Entries shown:
****

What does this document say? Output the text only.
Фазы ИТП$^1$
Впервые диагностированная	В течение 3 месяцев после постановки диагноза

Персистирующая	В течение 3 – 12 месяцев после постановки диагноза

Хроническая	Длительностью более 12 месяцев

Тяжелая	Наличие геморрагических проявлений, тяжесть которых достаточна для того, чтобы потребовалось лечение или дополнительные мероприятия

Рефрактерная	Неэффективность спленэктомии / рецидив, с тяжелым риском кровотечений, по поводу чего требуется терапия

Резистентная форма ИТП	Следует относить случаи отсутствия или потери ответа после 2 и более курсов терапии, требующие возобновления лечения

****

Problem details:
Copy the material above verbatim.

Response:
What does this document say? Output the text only.
Фазы ИТП$^1$
Впервые диагностированная	В течение 3 месяцев после постановки диагноза

Персистирующая	В течение 3 – 12 месяцев после постановки диагноза

Хроническая	Длительностью более 12 месяцев

Тяжелая	Наличие геморрагических проявлений, тяжесть которых достаточна для того, чтобы потребовалось лечение или дополнительные мероприятия

Рефрактерная	Неэффективность спленэктомии / рецидив, с тяжелым риском кровотечений, по поводу чего требуется терапия

Резистентная форма ИТП	Следует относить случаи отсутствия или потери ответа после 2 и более курсов терапии, требующие возобновления лечения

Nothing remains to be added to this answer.